# Problem to work on
Check every line below for the word "complex" and copy each one that has it.

# Dataset entries
--

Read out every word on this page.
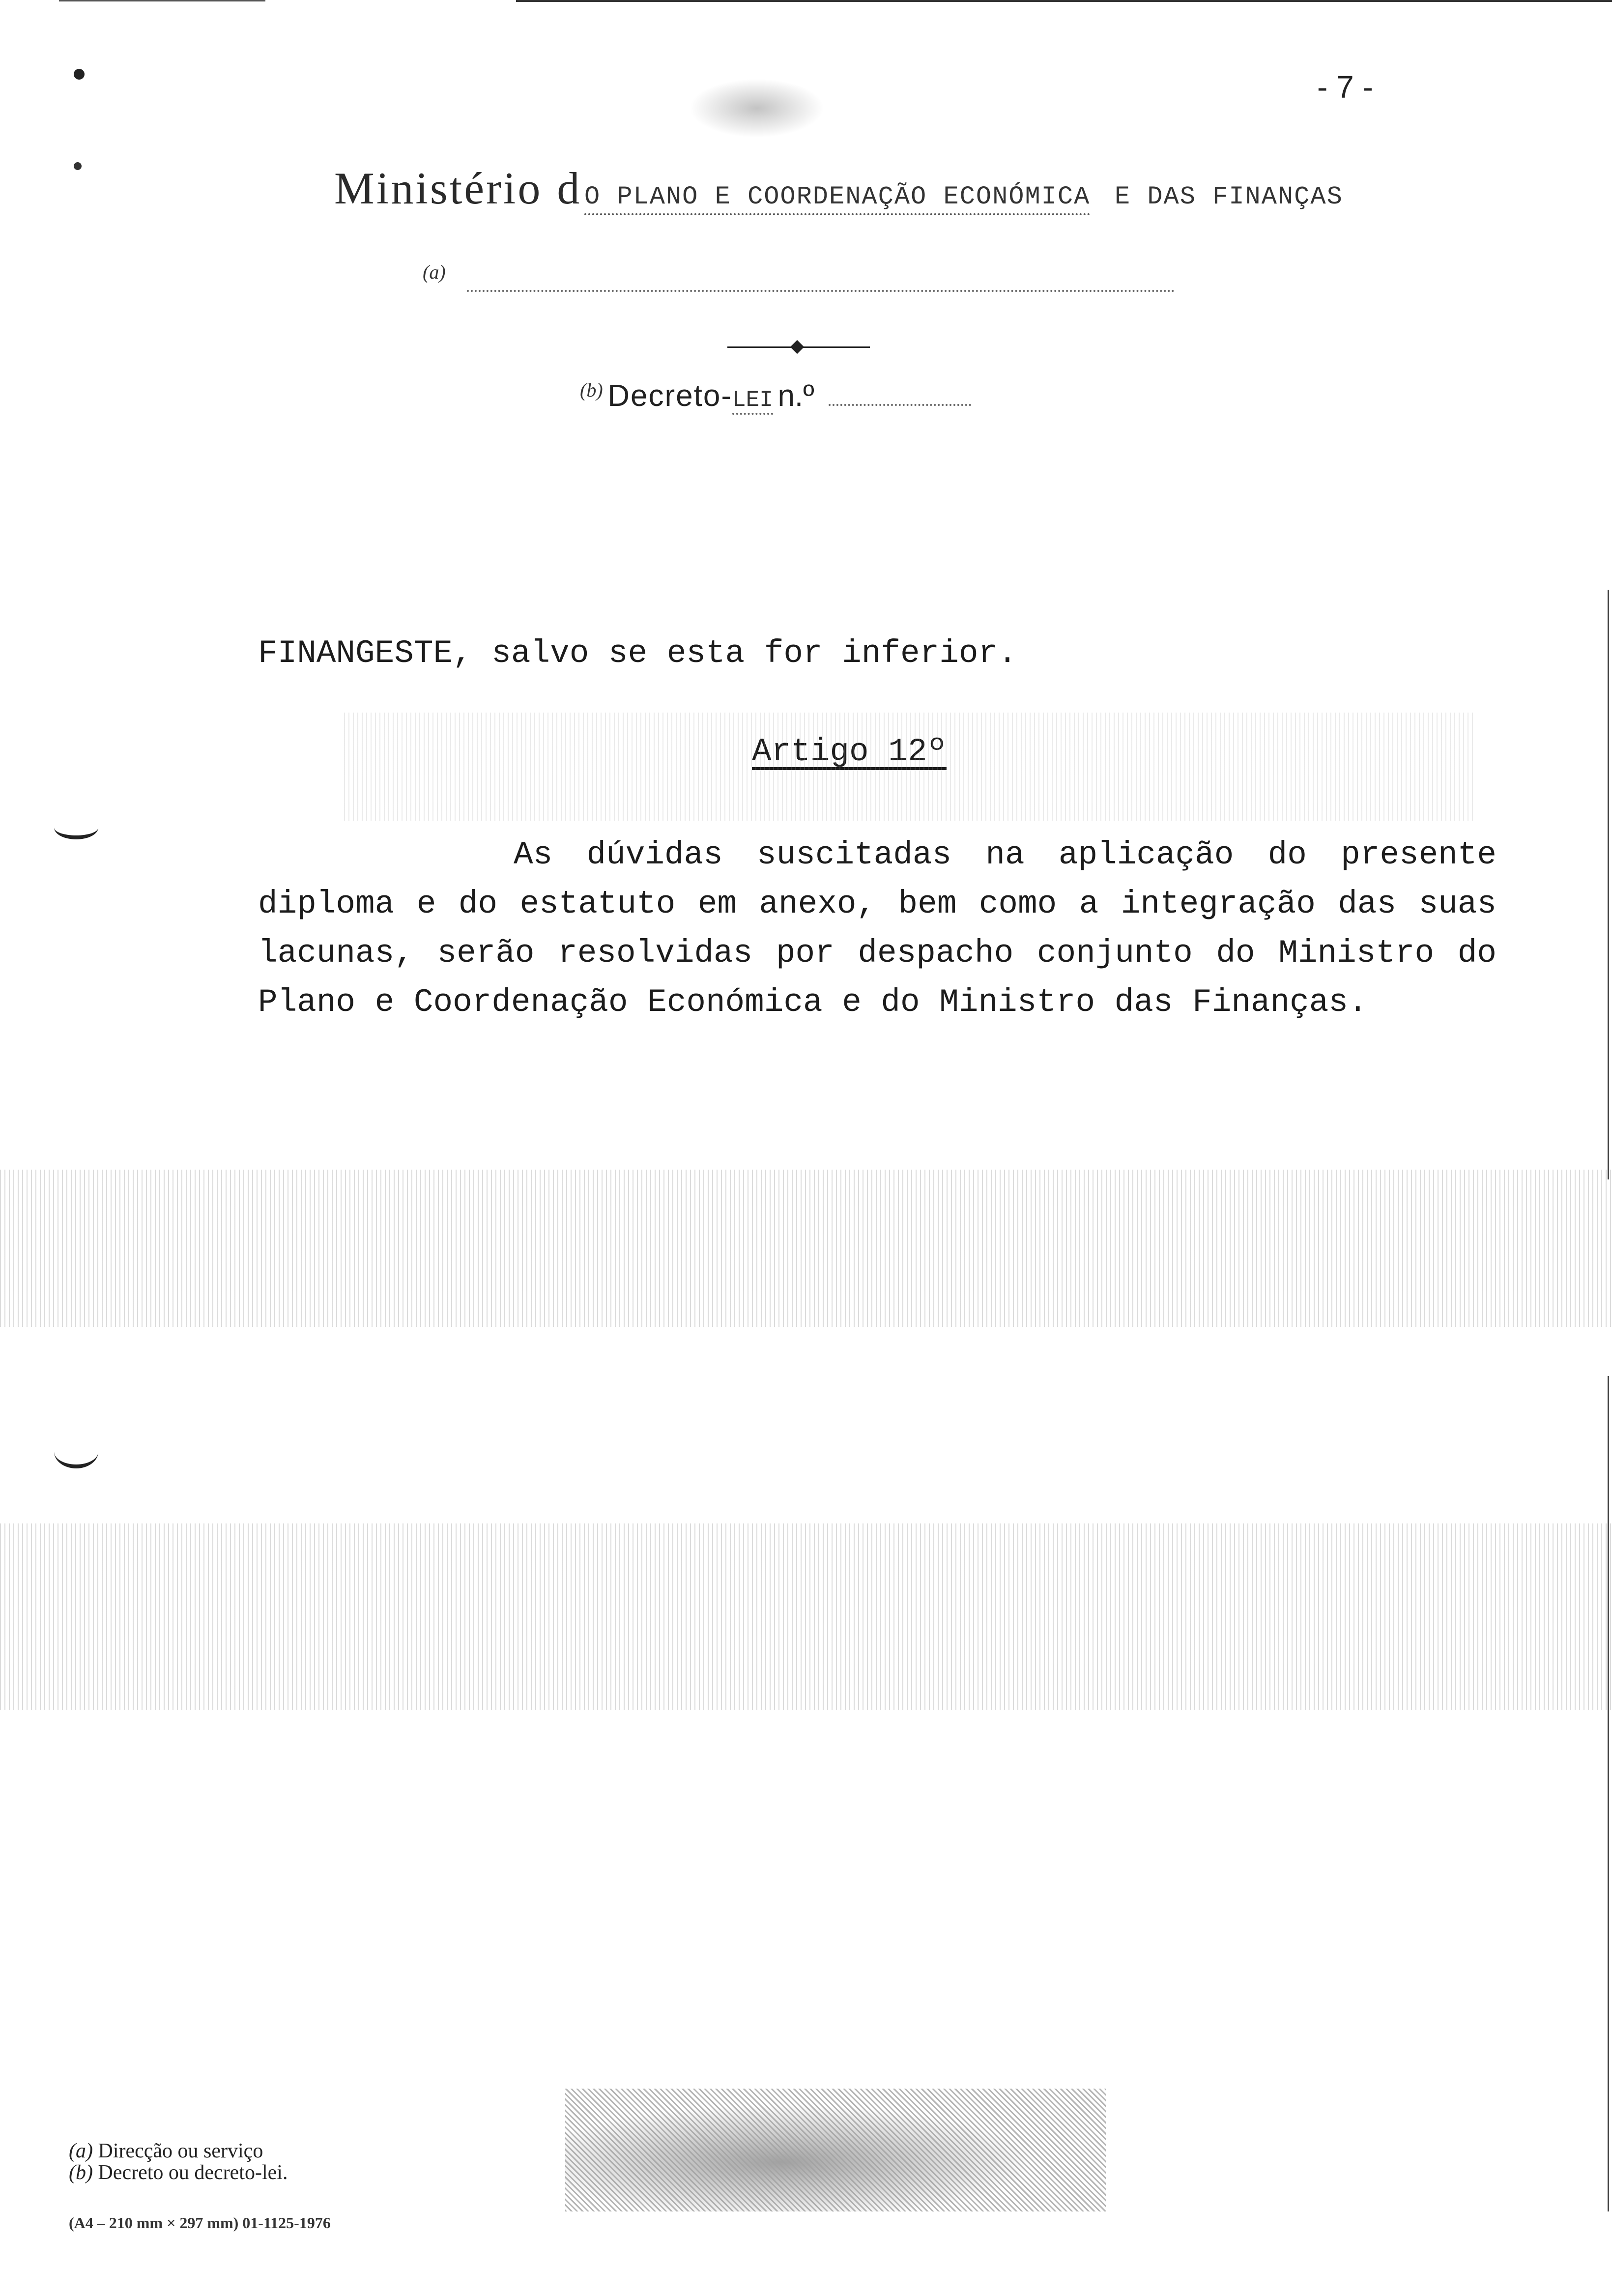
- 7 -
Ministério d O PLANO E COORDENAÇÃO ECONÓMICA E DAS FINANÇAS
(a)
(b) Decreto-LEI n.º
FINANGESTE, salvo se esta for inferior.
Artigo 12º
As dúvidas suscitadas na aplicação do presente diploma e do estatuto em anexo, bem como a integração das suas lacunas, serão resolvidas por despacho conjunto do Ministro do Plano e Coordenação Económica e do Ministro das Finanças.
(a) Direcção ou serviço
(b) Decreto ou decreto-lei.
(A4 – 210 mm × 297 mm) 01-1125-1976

--

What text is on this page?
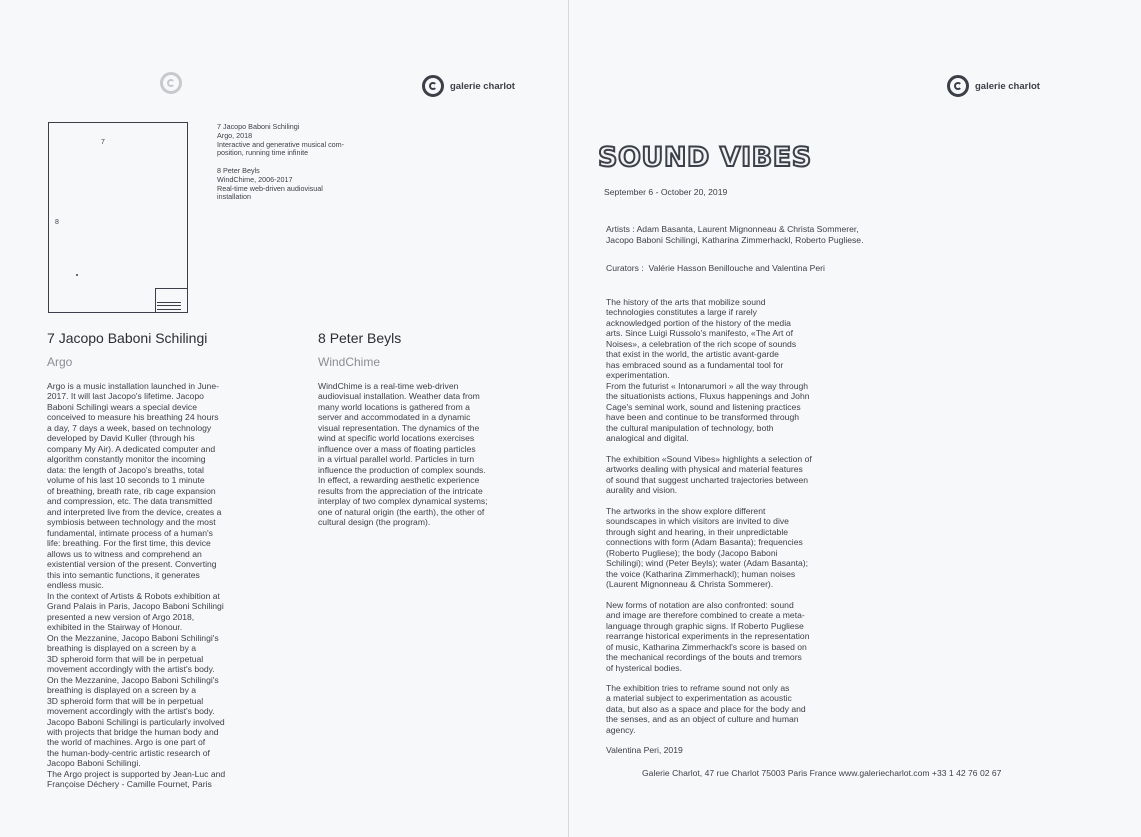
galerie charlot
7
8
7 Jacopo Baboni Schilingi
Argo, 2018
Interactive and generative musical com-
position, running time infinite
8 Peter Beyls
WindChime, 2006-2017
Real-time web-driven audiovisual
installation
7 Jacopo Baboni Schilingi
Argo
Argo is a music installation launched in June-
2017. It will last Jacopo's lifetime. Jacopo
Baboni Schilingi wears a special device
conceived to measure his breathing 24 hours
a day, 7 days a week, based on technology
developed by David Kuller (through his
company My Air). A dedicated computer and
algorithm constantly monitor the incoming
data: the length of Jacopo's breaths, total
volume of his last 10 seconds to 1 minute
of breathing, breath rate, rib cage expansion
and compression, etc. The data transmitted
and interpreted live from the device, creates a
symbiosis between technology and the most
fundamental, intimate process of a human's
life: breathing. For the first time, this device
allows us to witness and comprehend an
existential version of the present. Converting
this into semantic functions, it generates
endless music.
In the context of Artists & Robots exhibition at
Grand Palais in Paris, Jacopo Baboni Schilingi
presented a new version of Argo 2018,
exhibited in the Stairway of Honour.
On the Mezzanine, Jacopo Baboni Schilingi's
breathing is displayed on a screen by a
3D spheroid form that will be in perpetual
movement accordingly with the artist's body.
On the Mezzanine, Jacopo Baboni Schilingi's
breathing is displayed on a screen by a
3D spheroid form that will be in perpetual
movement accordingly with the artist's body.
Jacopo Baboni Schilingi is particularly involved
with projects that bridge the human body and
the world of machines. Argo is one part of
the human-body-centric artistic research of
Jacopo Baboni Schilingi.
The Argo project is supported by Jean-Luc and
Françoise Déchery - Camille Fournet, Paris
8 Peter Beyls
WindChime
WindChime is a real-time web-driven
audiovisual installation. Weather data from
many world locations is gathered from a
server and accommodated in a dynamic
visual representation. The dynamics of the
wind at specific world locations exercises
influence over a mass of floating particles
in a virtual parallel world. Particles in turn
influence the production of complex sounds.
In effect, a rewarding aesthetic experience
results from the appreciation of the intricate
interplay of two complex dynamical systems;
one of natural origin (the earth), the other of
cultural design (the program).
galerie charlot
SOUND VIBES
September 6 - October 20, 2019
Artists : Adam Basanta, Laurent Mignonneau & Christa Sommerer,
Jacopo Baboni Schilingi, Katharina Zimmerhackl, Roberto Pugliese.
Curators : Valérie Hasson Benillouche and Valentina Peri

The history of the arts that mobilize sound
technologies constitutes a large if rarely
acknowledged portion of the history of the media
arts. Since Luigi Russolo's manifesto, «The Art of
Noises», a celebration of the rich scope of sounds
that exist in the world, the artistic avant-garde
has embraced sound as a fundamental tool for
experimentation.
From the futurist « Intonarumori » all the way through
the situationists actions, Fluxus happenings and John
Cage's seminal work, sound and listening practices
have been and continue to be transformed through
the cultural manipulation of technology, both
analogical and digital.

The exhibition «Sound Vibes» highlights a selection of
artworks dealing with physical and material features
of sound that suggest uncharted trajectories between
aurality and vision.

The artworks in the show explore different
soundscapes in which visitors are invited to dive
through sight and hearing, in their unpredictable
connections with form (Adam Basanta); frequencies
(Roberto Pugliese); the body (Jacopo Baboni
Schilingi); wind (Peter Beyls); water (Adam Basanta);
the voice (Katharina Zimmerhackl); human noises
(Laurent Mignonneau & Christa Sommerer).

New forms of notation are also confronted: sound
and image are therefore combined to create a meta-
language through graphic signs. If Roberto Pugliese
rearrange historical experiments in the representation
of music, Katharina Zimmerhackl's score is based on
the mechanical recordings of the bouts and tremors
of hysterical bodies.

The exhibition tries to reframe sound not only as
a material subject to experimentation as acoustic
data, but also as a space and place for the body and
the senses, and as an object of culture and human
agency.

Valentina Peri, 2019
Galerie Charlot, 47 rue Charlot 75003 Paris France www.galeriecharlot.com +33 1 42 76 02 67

--

# Result
influence the production of complex sounds.
interplay of two complex dynamical systems;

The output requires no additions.